What is needed is an exact repeat of the lines from the line containing "Transcribe this image's" through the final line of the entries below, and nothing else.

= = =

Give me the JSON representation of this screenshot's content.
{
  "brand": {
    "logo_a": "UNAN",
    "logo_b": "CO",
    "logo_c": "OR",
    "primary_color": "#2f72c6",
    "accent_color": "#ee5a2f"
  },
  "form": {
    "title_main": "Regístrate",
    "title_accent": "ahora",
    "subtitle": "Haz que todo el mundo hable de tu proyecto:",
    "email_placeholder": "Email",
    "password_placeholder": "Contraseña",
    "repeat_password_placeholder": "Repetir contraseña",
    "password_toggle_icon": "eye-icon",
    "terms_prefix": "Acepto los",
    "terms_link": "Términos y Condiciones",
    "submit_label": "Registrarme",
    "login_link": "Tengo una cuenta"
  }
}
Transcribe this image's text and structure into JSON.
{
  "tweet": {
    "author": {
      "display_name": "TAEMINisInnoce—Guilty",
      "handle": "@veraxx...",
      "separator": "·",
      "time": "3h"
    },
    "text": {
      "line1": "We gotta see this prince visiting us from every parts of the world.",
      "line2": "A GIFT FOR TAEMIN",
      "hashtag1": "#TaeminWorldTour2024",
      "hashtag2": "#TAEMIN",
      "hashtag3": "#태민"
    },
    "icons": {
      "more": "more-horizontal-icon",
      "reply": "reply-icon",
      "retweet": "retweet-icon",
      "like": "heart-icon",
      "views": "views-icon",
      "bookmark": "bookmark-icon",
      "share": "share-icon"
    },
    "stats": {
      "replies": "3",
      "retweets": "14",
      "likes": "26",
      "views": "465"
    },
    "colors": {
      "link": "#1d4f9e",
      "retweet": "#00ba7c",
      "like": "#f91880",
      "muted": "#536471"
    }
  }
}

= = =

■ **Full output**:
Transcribe this image's text and structure into JSON.
{
  "tweet": {
    "author": {
      "display_name": "TAEMINisInnoce—Guilty",
      "handle": "@veraxx...",
      "separator": "·",
      "time": "3h"
    },
    "text": {
      "line1": "We gotta see this prince visiting us from every parts of the world.",
      "line2": "A GIFT FOR TAEMIN",
      "hashtag1": "#TaeminWorldTour2024",
      "hashtag2": "#TAEMIN",
      "hashtag3": "#태민"
    },
    "icons": {
      "more": "more-horizontal-icon",
      "reply": "reply-icon",
      "retweet": "retweet-icon",
      "like": "heart-icon",
      "views": "views-icon",
      "bookmark": "bookmark-icon",
      "share": "share-icon"
    },
    "stats": {
      "replies": "3",
      "retweets": "14",
      "likes": "26",
      "views": "465"
    },
    "colors": {
      "link": "#1d4f9e",
      "retweet": "#00ba7c",
      "like": "#f91880",
      "muted": "#536471"
    }
  }
}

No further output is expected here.